Collected data:

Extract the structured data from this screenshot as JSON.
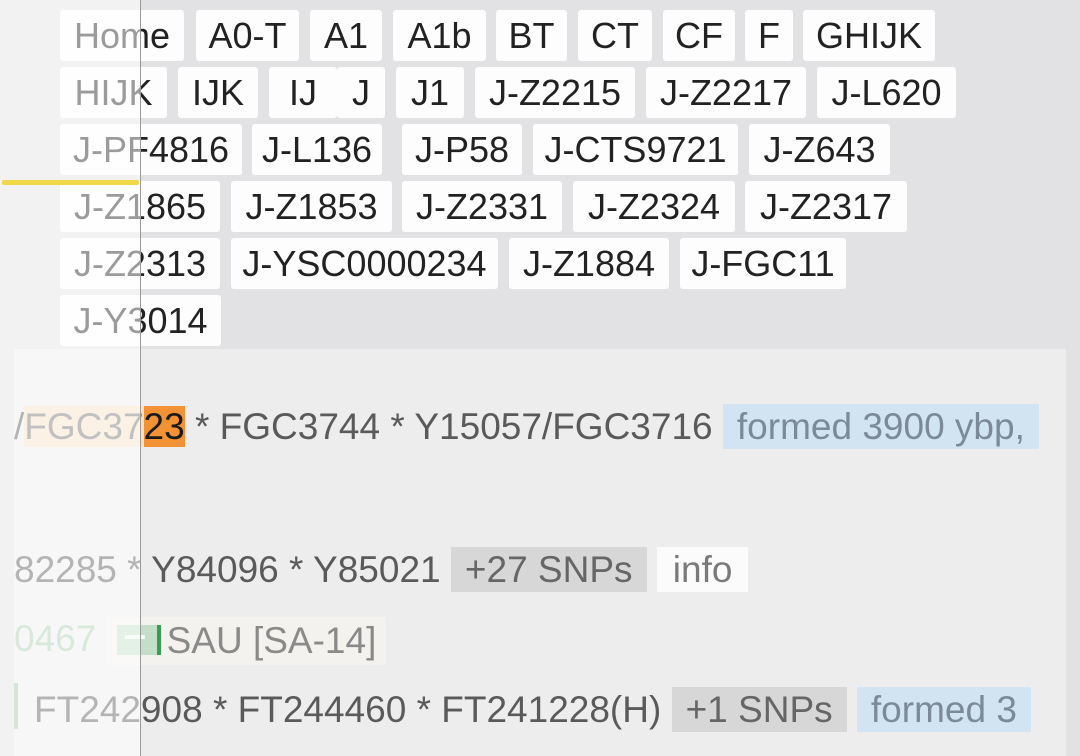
{
  "breadcrumbs": {
    "row1": [
      "Home",
      "A0-T",
      "A1",
      "A1b",
      "BT",
      "CT",
      "CF",
      "F",
      "GHIJK"
    ],
    "row2": [
      "HIJK",
      "IJK",
      "IJ",
      "J",
      "J1",
      "J-Z2215",
      "J-Z2217",
      "J-L620"
    ],
    "row3": [
      "J-PF4816",
      "J-L136",
      "J-P58",
      "J-CTS9721",
      "J-Z643"
    ],
    "row4": [
      "J-Z1865",
      "J-Z1853",
      "J-Z2331",
      "J-Z2324",
      "J-Z2317"
    ],
    "row5": [
      "J-Z2313",
      "J-YSC0000234",
      "J-Z1884",
      "J-FGC11"
    ],
    "row6": [
      "J-Y3014"
    ]
  },
  "tree": {
    "line1": {
      "prefix": "/",
      "snp_light": "FGC37",
      "snp_strong": "23",
      "rest": " * FGC3744 * Y15057/FGC3716 ",
      "formed": "formed 3900 ybp,"
    },
    "line2": {
      "text": "82285 * Y84096 * Y85021 ",
      "snps_badge": "+27 SNPs",
      "info": "info"
    },
    "line3": {
      "id": "0467",
      "country": "SAU [SA-14]"
    },
    "line4": {
      "text": "FT242908 * FT244460 * FT241228(H) ",
      "snps_badge": "+1 SNPs",
      "formed": "formed 3"
    }
  },
  "colors": {
    "highlight_strong": "#f39234",
    "highlight_light": "#f7dfc4",
    "formed_badge": "#d2e3f1",
    "snp_badge": "#d7d7d7",
    "indicator": "#f0d84a"
  }
}
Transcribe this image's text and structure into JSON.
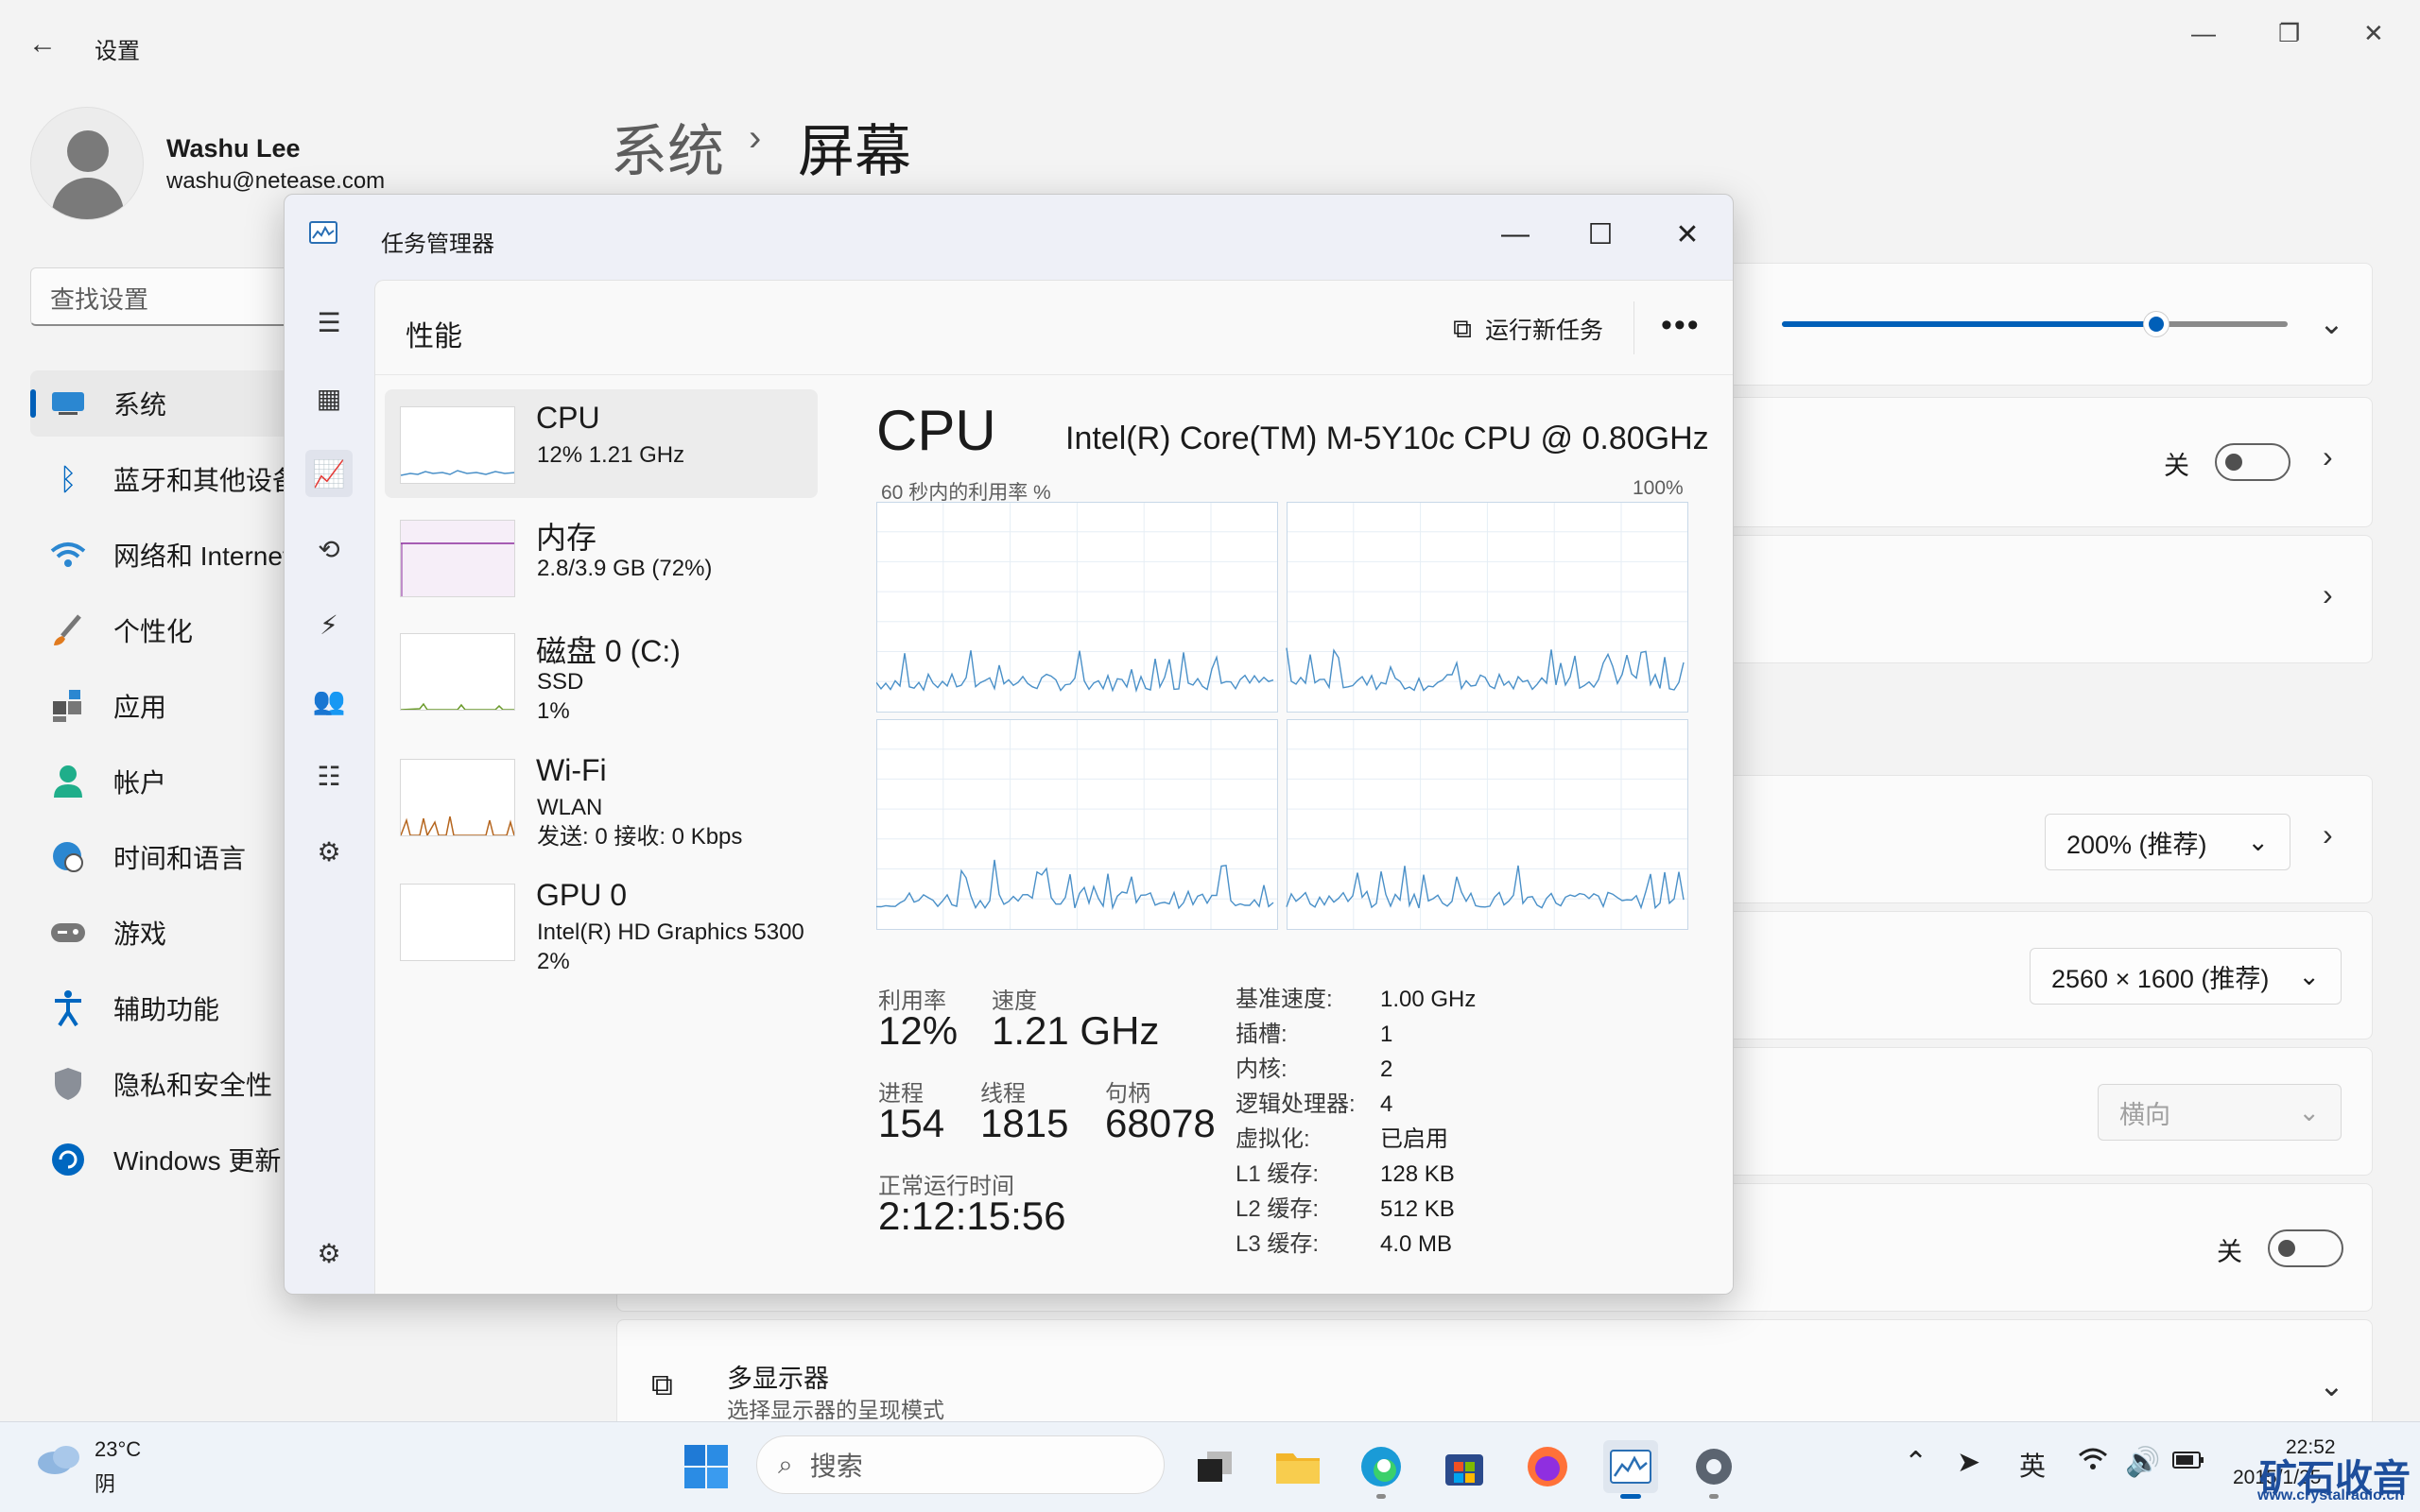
{
  "settings": {
    "title": "设置",
    "user": {
      "name": "Washu Lee",
      "email": "washu@netease.com"
    },
    "search_placeholder": "查找设置",
    "nav": [
      {
        "label": "系统",
        "icon": "monitor-icon"
      },
      {
        "label": "蓝牙和其他设备",
        "icon": "bluetooth-icon"
      },
      {
        "label": "网络和 Internet",
        "icon": "wifi-icon"
      },
      {
        "label": "个性化",
        "icon": "brush-icon"
      },
      {
        "label": "应用",
        "icon": "apps-icon"
      },
      {
        "label": "帐户",
        "icon": "account-icon"
      },
      {
        "label": "时间和语言",
        "icon": "globe-clock-icon"
      },
      {
        "label": "游戏",
        "icon": "gamepad-icon"
      },
      {
        "label": "辅助功能",
        "icon": "accessibility-icon"
      },
      {
        "label": "隐私和安全性",
        "icon": "shield-icon"
      },
      {
        "label": "Windows 更新",
        "icon": "update-icon"
      }
    ],
    "breadcrumb": {
      "parent": "系统",
      "current": "屏幕"
    },
    "brightness_level": 0.74,
    "toggle_off_label": "关",
    "scale_value": "200% (推荐)",
    "resolution_value": "2560 × 1600 (推荐)",
    "orientation_value": "横向",
    "multi_display": {
      "title": "多显示器",
      "subtitle": "选择显示器的呈现模式"
    }
  },
  "task_manager": {
    "title": "任务管理器",
    "section": "性能",
    "run_new_task": "运行新任务",
    "resources": [
      {
        "name": "CPU",
        "line1": "12% 1.21 GHz",
        "line2": ""
      },
      {
        "name": "内存",
        "line1": "2.8/3.9 GB (72%)",
        "line2": ""
      },
      {
        "name": "磁盘 0 (C:)",
        "line1": "SSD",
        "line2": "1%"
      },
      {
        "name": "Wi-Fi",
        "line1": "WLAN",
        "line2": "发送: 0 接收: 0 Kbps"
      },
      {
        "name": "GPU 0",
        "line1": "Intel(R) HD Graphics 5300",
        "line2": "2%"
      }
    ],
    "cpu": {
      "heading": "CPU",
      "model": "Intel(R) Core(TM) M-5Y10c CPU @ 0.80GHz",
      "graph_label": "60 秒内的利用率 %",
      "graph_max": "100%",
      "stats": {
        "util_label": "利用率",
        "util_value": "12%",
        "speed_label": "速度",
        "speed_value": "1.21 GHz",
        "proc_label": "进程",
        "proc_value": "154",
        "thread_label": "线程",
        "thread_value": "1815",
        "handle_label": "句柄",
        "handle_value": "68078",
        "uptime_label": "正常运行时间",
        "uptime_value": "2:12:15:56"
      },
      "details": [
        {
          "k": "基准速度:",
          "v": "1.00 GHz"
        },
        {
          "k": "插槽:",
          "v": "1"
        },
        {
          "k": "内核:",
          "v": "2"
        },
        {
          "k": "逻辑处理器:",
          "v": "4"
        },
        {
          "k": "虚拟化:",
          "v": "已启用"
        },
        {
          "k": "L1 缓存:",
          "v": "128 KB"
        },
        {
          "k": "L2 缓存:",
          "v": "512 KB"
        },
        {
          "k": "L3 缓存:",
          "v": "4.0 MB"
        }
      ]
    }
  },
  "taskbar": {
    "weather_temp": "23°C",
    "weather_state": "阴",
    "search_label": "搜索",
    "ime": "英",
    "clock_time": "22:52",
    "clock_date": "2015/1/25",
    "watermark": "矿石收音机",
    "watermark_url": "www.crystalradio.cn"
  },
  "colors": {
    "accent": "#005fb8",
    "graph_line": "#4a90c8",
    "mem_line": "#8b2c9c",
    "wifi_line": "#b5651d"
  }
}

### What the task asks
Return all of the entries word for word, but omit the pictures.

### Response to the exercise
Extract the structured data from this screenshot as JSON.
{
  "breadcrumbs": {
    "row1": [
      "Home",
      "A0-T",
      "A1",
      "A1b",
      "BT",
      "CT",
      "CF",
      "F",
      "GHIJK"
    ],
    "row2": [
      "HIJK",
      "IJK",
      "IJ",
      "J",
      "J1",
      "J-Z2215",
      "J-Z2217",
      "J-L620"
    ],
    "row3": [
      "J-PF4816",
      "J-L136",
      "J-P58",
      "J-CTS9721",
      "J-Z643"
    ],
    "row4": [
      "J-Z1865",
      "J-Z1853",
      "J-Z2331",
      "J-Z2324",
      "J-Z2317"
    ],
    "row5": [
      "J-Z2313",
      "J-YSC0000234",
      "J-Z1884",
      "J-FGC11"
    ],
    "row6": [
      "J-Y3014"
    ]
  },
  "tree": {
    "line1": {
      "prefix": "/",
      "snp_light": "FGC37",
      "snp_strong": "23",
      "rest": " * FGC3744 * Y15057/FGC3716 ",
      "formed": "formed 3900 ybp,"
    },
    "line2": {
      "text": "82285 * Y84096 * Y85021 ",
      "snps_badge": "+27 SNPs",
      "info": "info"
    },
    "line3": {
      "id": "0467",
      "country": "SAU [SA-14]"
    },
    "line4": {
      "text": "FT242908 * FT244460 * FT241228(H) ",
      "snps_badge": "+1 SNPs",
      "formed": "formed 3"
    }
  },
  "colors": {
    "highlight_strong": "#f39234",
    "highlight_light": "#f7dfc4",
    "formed_badge": "#d2e3f1",
    "snp_badge": "#d7d7d7",
    "indicator": "#f0d84a"
  }
}
Transcribe this image's text and structure into JSON.
{
  "settings": {
    "title": "设置",
    "user": {
      "name": "Washu Lee",
      "email": "washu@netease.com"
    },
    "search_placeholder": "查找设置",
    "nav": [
      {
        "label": "系统",
        "icon": "monitor-icon"
      },
      {
        "label": "蓝牙和其他设备",
        "icon": "bluetooth-icon"
      },
      {
        "label": "网络和 Internet",
        "icon": "wifi-icon"
      },
      {
        "label": "个性化",
        "icon": "brush-icon"
      },
      {
        "label": "应用",
        "icon": "apps-icon"
      },
      {
        "label": "帐户",
        "icon": "account-icon"
      },
      {
        "label": "时间和语言",
        "icon": "globe-clock-icon"
      },
      {
        "label": "游戏",
        "icon": "gamepad-icon"
      },
      {
        "label": "辅助功能",
        "icon": "accessibility-icon"
      },
      {
        "label": "隐私和安全性",
        "icon": "shield-icon"
      },
      {
        "label": "Windows 更新",
        "icon": "update-icon"
      }
    ],
    "breadcrumb": {
      "parent": "系统",
      "current": "屏幕"
    },
    "brightness_level": 0.74,
    "toggle_off_label": "关",
    "scale_value": "200% (推荐)",
    "resolution_value": "2560 × 1600 (推荐)",
    "orientation_value": "横向",
    "multi_display": {
      "title": "多显示器",
      "subtitle": "选择显示器的呈现模式"
    }
  },
  "task_manager": {
    "title": "任务管理器",
    "section": "性能",
    "run_new_task": "运行新任务",
    "resources": [
      {
        "name": "CPU",
        "line1": "12% 1.21 GHz",
        "line2": ""
      },
      {
        "name": "内存",
        "line1": "2.8/3.9 GB (72%)",
        "line2": ""
      },
      {
        "name": "磁盘 0 (C:)",
        "line1": "SSD",
        "line2": "1%"
      },
      {
        "name": "Wi-Fi",
        "line1": "WLAN",
        "line2": "发送: 0 接收: 0 Kbps"
      },
      {
        "name": "GPU 0",
        "line1": "Intel(R) HD Graphics 5300",
        "line2": "2%"
      }
    ],
    "cpu": {
      "heading": "CPU",
      "model": "Intel(R) Core(TM) M-5Y10c CPU @ 0.80GHz",
      "graph_label": "60 秒内的利用率 %",
      "graph_max": "100%",
      "stats": {
        "util_label": "利用率",
        "util_value": "12%",
        "speed_label": "速度",
        "speed_value": "1.21 GHz",
        "proc_label": "进程",
        "proc_value": "154",
        "thread_label": "线程",
        "thread_value": "1815",
        "handle_label": "句柄",
        "handle_value": "68078",
        "uptime_label": "正常运行时间",
        "uptime_value": "2:12:15:56"
      },
      "details": [
        {
          "k": "基准速度:",
          "v": "1.00 GHz"
        },
        {
          "k": "插槽:",
          "v": "1"
        },
        {
          "k": "内核:",
          "v": "2"
        },
        {
          "k": "逻辑处理器:",
          "v": "4"
        },
        {
          "k": "虚拟化:",
          "v": "已启用"
        },
        {
          "k": "L1 缓存:",
          "v": "128 KB"
        },
        {
          "k": "L2 缓存:",
          "v": "512 KB"
        },
        {
          "k": "L3 缓存:",
          "v": "4.0 MB"
        }
      ]
    }
  },
  "taskbar": {
    "weather_temp": "23°C",
    "weather_state": "阴",
    "search_label": "搜索",
    "ime": "英",
    "clock_time": "22:52",
    "clock_date": "2015/1/25",
    "watermark": "矿石收音机",
    "watermark_url": "www.crystalradio.cn"
  },
  "colors": {
    "accent": "#005fb8",
    "graph_line": "#4a90c8",
    "mem_line": "#8b2c9c",
    "wifi_line": "#b5651d"
  }
}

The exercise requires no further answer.